Shorepower also plans to offer 480-volt connections for Truck Refrigeration Units at the Pilot Flying J locations in Bakersfield, Lebec, Lodi and Weed.
Drivers will also enjoy increased access to AC power connections for trucks on another important West Coast freight corridor, California Route 99. EZTrip in Fresno is a participant in the STEP program.
Another type of anti-idling service, IdleAir, is already available along Route 99 at Love’s Travel Stops in Ripon, Pilot Travel Centers in Madera and Bruce’s Truck Stop in Bakersfield.
The increased availability of anti-idling services is important to truckers along I-5 not only for fuel savings and a healthier environment but because of anti-idling laws in two of the states along the corridor.
In California, diesel-fueled trucks with a gross vehicle weight of more than 10,000 pounds may not idle for more than five minutes, according to the state’s Air Resources Board. In 2008 the restriction was extended to sleeper berth trucks.

§ Exercise requirements
**a)** Revise the anti-idling article from "Shorepower also plans" through "the STEP program.", putting "Truckers" in place of "Drivers".
**b)** Continue the article on anti-idling services for truckers from the point where it stops.
The records have nothing to do with this.

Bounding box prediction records
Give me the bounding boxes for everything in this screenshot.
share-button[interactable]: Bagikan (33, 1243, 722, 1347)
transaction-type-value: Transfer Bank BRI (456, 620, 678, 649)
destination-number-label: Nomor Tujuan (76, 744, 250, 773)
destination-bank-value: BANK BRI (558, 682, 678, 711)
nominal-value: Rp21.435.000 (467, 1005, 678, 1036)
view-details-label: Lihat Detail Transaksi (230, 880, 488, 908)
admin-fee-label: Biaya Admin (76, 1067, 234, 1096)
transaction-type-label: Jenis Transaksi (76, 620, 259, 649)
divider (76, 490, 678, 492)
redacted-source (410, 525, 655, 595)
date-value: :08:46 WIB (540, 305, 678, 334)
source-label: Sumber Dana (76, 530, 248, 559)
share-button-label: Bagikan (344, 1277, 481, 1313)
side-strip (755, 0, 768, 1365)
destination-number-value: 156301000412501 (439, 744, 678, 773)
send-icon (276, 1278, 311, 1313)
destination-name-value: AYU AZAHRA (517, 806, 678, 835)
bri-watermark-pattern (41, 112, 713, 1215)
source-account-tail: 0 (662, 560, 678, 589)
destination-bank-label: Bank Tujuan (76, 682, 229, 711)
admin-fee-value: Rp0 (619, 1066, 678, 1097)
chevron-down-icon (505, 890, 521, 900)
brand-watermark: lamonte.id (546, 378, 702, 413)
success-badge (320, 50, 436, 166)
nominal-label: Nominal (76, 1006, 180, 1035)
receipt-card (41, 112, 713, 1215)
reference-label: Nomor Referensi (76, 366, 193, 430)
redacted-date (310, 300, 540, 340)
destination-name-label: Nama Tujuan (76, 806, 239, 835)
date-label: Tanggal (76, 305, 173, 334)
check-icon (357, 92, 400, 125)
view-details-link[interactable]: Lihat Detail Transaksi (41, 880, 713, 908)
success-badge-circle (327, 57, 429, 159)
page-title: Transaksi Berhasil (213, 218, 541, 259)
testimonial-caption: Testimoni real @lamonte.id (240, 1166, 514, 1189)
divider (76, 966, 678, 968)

§ Answers
**a)**
Shorepower also plans to offer 480-volt connections for Truck Refrigeration Units at the Pilot Flying J locations in Bakersfield, Lebec, Lodi and Weed.
Truckers will also enjoy increased access to AC power connections for trucks on another important West Coast freight corridor, California Route 99. EZTrip in Fresno is a participant in the STEP program.

**b)**
“California is known for being at the forefront of writing tougher environmental rules, and more restrictions on idling are going to be a part of that trend,” added Banks. “Truck-stop electrification is a convenient and money-saving way of complying with the rule.”
Oregon’s truck anti-idling law, which has a complex set of qualifications and exemptions, goes into effect Jan. 1, 2012.
At its most basic, using Shorepower’s service requires no more than a heavy-duty extension cord to connect the truck to the power pedestal. Newer models of trucks have shore power-ready connections built into their electrical systems. What’s more, many new trucks can be spec’d and factory-installed with an AC-powered, or compatible, HVAC system. There is also a long list of AC-powered compatible HVAC systems available on the aftermarket.
Shorepower Technologies prices its service at $1 an hour (which includes cable TV). That compares favorably to the $4 a gallon of diesel fuel it takes to idle a truck for an hour. In addition, idling a truck adds to wear on the engine, resulting in higher maintenance and repair expenses. And without the noise and emissions of trucks idling, drivers get more restful sleep, and the truck stop and nearby neighborhoods get a cleaner, quieter environment.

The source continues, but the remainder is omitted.